Reproduce verbatim the items from the line containing "camscanner-watermark: Scanné avec" through the line containing "table-row: ADA NGUEMA", both included.
=-=-=
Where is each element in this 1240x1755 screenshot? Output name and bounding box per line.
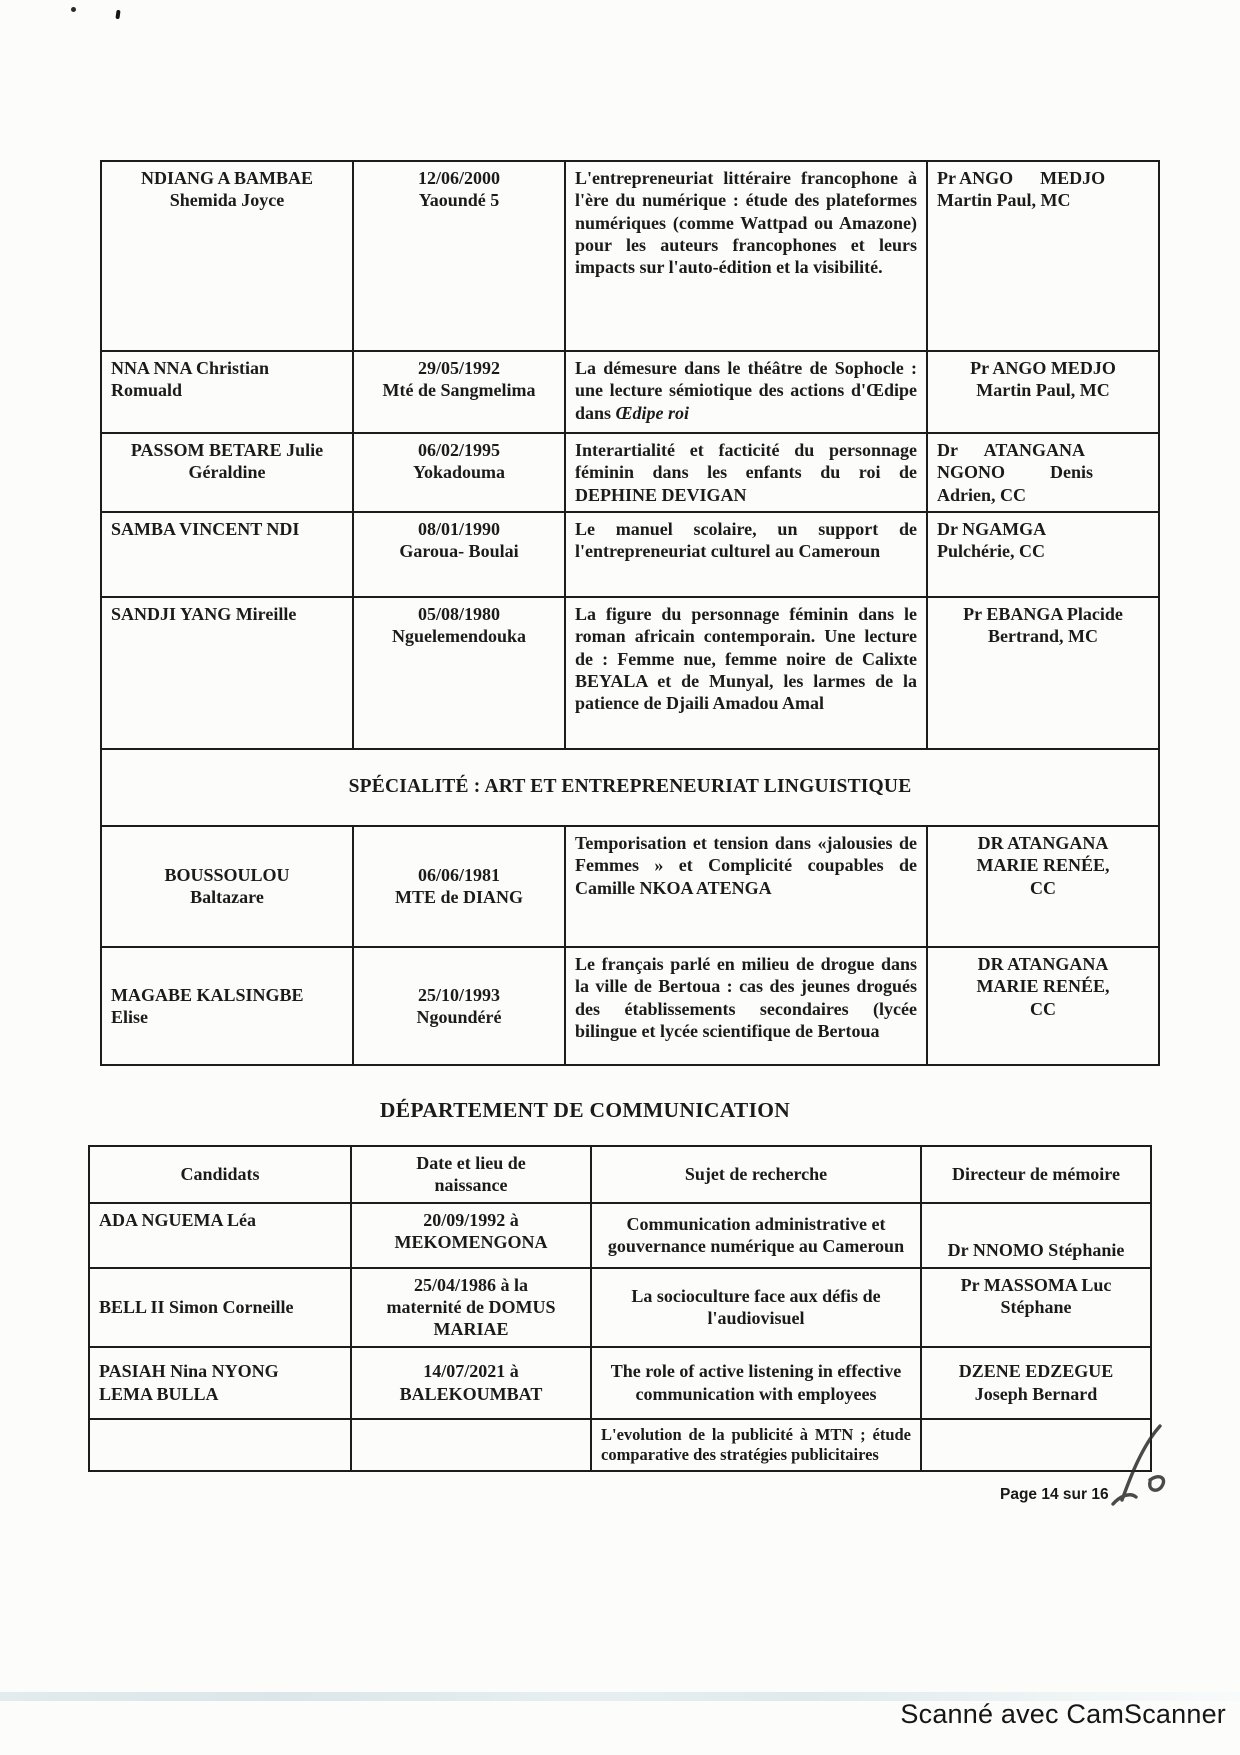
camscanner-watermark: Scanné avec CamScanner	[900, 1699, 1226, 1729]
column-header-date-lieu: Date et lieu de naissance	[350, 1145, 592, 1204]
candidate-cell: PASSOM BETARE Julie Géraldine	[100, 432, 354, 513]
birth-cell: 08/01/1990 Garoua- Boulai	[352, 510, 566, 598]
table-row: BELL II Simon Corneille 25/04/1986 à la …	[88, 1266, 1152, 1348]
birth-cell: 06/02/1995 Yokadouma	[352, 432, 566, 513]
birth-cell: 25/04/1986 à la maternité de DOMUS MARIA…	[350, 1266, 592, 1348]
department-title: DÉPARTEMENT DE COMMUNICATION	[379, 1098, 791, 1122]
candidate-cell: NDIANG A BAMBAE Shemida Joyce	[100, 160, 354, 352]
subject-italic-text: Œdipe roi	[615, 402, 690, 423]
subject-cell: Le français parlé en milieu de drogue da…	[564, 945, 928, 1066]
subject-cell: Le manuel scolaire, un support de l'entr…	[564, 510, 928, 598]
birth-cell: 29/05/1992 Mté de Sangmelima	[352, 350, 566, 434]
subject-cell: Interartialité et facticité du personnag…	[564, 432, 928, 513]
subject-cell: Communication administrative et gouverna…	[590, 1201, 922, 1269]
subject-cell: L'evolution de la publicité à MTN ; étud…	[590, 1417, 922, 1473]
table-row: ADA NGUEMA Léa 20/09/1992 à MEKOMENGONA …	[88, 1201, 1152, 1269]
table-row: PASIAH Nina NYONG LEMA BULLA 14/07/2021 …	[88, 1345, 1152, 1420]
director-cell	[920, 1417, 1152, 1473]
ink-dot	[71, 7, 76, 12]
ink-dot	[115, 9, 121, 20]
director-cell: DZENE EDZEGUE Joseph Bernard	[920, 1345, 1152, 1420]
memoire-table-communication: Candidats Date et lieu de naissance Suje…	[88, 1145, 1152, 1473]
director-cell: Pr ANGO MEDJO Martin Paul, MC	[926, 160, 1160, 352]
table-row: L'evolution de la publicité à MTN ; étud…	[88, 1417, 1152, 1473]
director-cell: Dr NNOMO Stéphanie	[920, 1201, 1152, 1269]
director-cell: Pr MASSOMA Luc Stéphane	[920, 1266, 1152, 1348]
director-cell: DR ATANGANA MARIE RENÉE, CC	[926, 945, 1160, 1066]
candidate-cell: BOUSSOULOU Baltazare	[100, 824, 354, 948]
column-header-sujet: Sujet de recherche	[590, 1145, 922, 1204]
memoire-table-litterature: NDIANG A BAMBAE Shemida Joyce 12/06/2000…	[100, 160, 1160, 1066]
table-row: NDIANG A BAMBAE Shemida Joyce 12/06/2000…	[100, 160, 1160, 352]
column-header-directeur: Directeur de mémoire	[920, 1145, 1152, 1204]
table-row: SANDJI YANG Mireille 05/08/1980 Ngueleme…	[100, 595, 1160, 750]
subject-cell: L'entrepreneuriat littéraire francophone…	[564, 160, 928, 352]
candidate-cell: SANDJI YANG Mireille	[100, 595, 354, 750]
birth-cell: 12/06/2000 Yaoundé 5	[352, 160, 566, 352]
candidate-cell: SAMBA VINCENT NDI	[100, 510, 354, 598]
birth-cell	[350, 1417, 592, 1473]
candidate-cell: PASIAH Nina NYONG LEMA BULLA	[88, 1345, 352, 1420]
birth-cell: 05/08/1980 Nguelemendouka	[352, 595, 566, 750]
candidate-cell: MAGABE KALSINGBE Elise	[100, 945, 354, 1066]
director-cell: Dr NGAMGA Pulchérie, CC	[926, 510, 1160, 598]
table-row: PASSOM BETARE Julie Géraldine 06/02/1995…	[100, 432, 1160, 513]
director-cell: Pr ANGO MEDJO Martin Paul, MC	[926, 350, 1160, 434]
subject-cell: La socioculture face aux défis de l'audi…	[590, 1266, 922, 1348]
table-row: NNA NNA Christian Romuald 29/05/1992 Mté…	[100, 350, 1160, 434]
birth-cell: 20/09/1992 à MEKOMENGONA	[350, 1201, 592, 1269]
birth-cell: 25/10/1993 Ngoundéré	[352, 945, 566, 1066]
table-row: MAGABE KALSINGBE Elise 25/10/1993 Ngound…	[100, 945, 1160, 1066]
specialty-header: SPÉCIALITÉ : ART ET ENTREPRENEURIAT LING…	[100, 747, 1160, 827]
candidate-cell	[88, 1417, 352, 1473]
=-=-=
■ REPLY
camscanner-watermark: Scanné avec CamScanner	[900, 1699, 1226, 1729]
column-header-date-lieu: Date et lieu de naissance	[350, 1145, 592, 1204]
candidate-cell: PASSOM BETARE Julie Géraldine	[100, 432, 354, 513]
birth-cell: 08/01/1990 Garoua- Boulai	[352, 510, 566, 598]
table-row: BELL II Simon Corneille 25/04/1986 à la …	[88, 1266, 1152, 1348]
birth-cell: 06/02/1995 Yokadouma	[352, 432, 566, 513]
birth-cell: 25/04/1986 à la maternité de DOMUS MARIA…	[350, 1266, 592, 1348]
department-title: DÉPARTEMENT DE COMMUNICATION	[379, 1098, 791, 1122]
candidate-cell: NDIANG A BAMBAE Shemida Joyce	[100, 160, 354, 352]
subject-italic-text: Œdipe roi	[615, 402, 690, 423]
subject-cell: Le français parlé en milieu de drogue da…	[564, 945, 928, 1066]
subject-cell: Le manuel scolaire, un support de l'entr…	[564, 510, 928, 598]
birth-cell: 29/05/1992 Mté de Sangmelima	[352, 350, 566, 434]
subject-cell: Interartialité et facticité du personnag…	[564, 432, 928, 513]
subject-cell: Communication administrative et gouverna…	[590, 1201, 922, 1269]
subject-cell: L'evolution de la publicité à MTN ; étud…	[590, 1417, 922, 1473]
table-row: ADA NGUEMA Léa 20/09/1992 à MEKOMENGONA …	[88, 1201, 1152, 1269]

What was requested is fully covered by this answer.